Problem details. Your task is to quote the material that follows, in full and exactly.

________________

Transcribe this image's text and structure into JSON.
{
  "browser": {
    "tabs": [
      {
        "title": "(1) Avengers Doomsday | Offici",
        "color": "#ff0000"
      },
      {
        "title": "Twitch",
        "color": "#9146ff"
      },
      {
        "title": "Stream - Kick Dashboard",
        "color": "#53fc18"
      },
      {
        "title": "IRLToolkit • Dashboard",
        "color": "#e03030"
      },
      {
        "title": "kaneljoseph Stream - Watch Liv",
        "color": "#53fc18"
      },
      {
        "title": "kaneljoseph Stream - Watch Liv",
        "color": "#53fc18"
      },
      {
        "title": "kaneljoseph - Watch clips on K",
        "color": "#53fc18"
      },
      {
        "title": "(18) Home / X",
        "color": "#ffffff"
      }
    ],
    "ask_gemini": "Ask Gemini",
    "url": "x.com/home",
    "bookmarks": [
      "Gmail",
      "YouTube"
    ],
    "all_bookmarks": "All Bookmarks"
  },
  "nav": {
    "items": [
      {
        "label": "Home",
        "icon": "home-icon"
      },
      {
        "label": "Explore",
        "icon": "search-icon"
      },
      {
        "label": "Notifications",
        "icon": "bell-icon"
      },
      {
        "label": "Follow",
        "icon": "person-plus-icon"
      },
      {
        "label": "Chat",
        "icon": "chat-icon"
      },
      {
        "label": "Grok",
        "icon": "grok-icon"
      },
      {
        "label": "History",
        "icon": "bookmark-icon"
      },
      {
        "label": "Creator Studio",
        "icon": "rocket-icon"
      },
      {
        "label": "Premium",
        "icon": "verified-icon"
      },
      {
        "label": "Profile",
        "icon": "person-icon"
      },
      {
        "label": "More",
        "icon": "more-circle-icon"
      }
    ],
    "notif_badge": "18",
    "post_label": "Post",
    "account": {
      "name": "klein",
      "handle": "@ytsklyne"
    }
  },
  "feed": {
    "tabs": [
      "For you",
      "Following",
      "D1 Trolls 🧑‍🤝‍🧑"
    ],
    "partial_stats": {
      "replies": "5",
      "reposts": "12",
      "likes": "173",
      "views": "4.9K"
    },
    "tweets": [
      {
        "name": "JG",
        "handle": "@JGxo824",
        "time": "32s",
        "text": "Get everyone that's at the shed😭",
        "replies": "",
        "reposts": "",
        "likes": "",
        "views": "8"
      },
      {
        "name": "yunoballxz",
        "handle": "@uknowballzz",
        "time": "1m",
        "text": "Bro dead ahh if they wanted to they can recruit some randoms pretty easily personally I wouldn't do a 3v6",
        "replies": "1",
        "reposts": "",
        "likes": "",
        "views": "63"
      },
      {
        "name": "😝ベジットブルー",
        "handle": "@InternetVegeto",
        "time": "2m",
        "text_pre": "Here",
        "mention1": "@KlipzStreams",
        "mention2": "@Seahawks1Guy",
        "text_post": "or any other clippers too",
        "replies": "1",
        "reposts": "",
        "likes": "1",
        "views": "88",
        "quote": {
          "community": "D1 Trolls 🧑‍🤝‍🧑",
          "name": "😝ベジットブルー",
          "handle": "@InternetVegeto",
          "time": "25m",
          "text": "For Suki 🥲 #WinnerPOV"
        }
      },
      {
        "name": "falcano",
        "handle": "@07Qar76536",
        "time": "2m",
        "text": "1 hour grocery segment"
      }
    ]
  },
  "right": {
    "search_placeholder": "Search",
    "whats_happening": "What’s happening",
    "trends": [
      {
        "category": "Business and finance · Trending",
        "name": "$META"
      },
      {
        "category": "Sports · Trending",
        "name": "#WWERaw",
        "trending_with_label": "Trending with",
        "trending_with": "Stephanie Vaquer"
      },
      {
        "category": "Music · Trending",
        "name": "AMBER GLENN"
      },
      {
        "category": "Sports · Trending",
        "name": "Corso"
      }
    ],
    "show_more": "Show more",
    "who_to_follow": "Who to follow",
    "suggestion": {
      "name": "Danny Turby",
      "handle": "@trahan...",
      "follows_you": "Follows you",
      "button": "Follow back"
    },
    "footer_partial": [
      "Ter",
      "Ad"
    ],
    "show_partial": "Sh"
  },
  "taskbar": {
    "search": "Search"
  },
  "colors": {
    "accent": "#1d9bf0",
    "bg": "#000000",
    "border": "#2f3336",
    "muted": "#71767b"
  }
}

________________

Complete output.
Transcribe this image's text and structure into JSON.
{
  "browser": {
    "tabs": [
      {
        "title": "(1) Avengers Doomsday | Offici",
        "color": "#ff0000"
      },
      {
        "title": "Twitch",
        "color": "#9146ff"
      },
      {
        "title": "Stream - Kick Dashboard",
        "color": "#53fc18"
      },
      {
        "title": "IRLToolkit • Dashboard",
        "color": "#e03030"
      },
      {
        "title": "kaneljoseph Stream - Watch Liv",
        "color": "#53fc18"
      },
      {
        "title": "kaneljoseph Stream - Watch Liv",
        "color": "#53fc18"
      },
      {
        "title": "kaneljoseph - Watch clips on K",
        "color": "#53fc18"
      },
      {
        "title": "(18) Home / X",
        "color": "#ffffff"
      }
    ],
    "ask_gemini": "Ask Gemini",
    "url": "x.com/home",
    "bookmarks": [
      "Gmail",
      "YouTube"
    ],
    "all_bookmarks": "All Bookmarks"
  },
  "nav": {
    "items": [
      {
        "label": "Home",
        "icon": "home-icon"
      },
      {
        "label": "Explore",
        "icon": "search-icon"
      },
      {
        "label": "Notifications",
        "icon": "bell-icon"
      },
      {
        "label": "Follow",
        "icon": "person-plus-icon"
      },
      {
        "label": "Chat",
        "icon": "chat-icon"
      },
      {
        "label": "Grok",
        "icon": "grok-icon"
      },
      {
        "label": "History",
        "icon": "bookmark-icon"
      },
      {
        "label": "Creator Studio",
        "icon": "rocket-icon"
      },
      {
        "label": "Premium",
        "icon": "verified-icon"
      },
      {
        "label": "Profile",
        "icon": "person-icon"
      },
      {
        "label": "More",
        "icon": "more-circle-icon"
      }
    ],
    "notif_badge": "18",
    "post_label": "Post",
    "account": {
      "name": "klein",
      "handle": "@ytsklyne"
    }
  },
  "feed": {
    "tabs": [
      "For you",
      "Following",
      "D1 Trolls 🧑‍🤝‍🧑"
    ],
    "partial_stats": {
      "replies": "5",
      "reposts": "12",
      "likes": "173",
      "views": "4.9K"
    },
    "tweets": [
      {
        "name": "JG",
        "handle": "@JGxo824",
        "time": "32s",
        "text": "Get everyone that's at the shed😭",
        "replies": "",
        "reposts": "",
        "likes": "",
        "views": "8"
      },
      {
        "name": "yunoballxz",
        "handle": "@uknowballzz",
        "time": "1m",
        "text": "Bro dead ahh if they wanted to they can recruit some randoms pretty easily personally I wouldn't do a 3v6",
        "replies": "1",
        "reposts": "",
        "likes": "",
        "views": "63"
      },
      {
        "name": "😝ベジットブルー",
        "handle": "@InternetVegeto",
        "time": "2m",
        "text_pre": "Here",
        "mention1": "@KlipzStreams",
        "mention2": "@Seahawks1Guy",
        "text_post": "or any other clippers too",
        "replies": "1",
        "reposts": "",
        "likes": "1",
        "views": "88",
        "quote": {
          "community": "D1 Trolls 🧑‍🤝‍🧑",
          "name": "😝ベジットブルー",
          "handle": "@InternetVegeto",
          "time": "25m",
          "text": "For Suki 🥲 #WinnerPOV"
        }
      },
      {
        "name": "falcano",
        "handle": "@07Qar76536",
        "time": "2m",
        "text": "1 hour grocery segment"
      }
    ]
  },
  "right": {
    "search_placeholder": "Search",
    "whats_happening": "What’s happening",
    "trends": [
      {
        "category": "Business and finance · Trending",
        "name": "$META"
      },
      {
        "category": "Sports · Trending",
        "name": "#WWERaw",
        "trending_with_label": "Trending with",
        "trending_with": "Stephanie Vaquer"
      },
      {
        "category": "Music · Trending",
        "name": "AMBER GLENN"
      },
      {
        "category": "Sports · Trending",
        "name": "Corso"
      }
    ],
    "show_more": "Show more",
    "who_to_follow": "Who to follow",
    "suggestion": {
      "name": "Danny Turby",
      "handle": "@trahan...",
      "follows_you": "Follows you",
      "button": "Follow back"
    },
    "footer_partial": [
      "Ter",
      "Ad"
    ],
    "show_partial": "Sh"
  },
  "taskbar": {
    "search": "Search"
  },
  "colors": {
    "accent": "#1d9bf0",
    "bg": "#000000",
    "border": "#2f3336",
    "muted": "#71767b"
  }
}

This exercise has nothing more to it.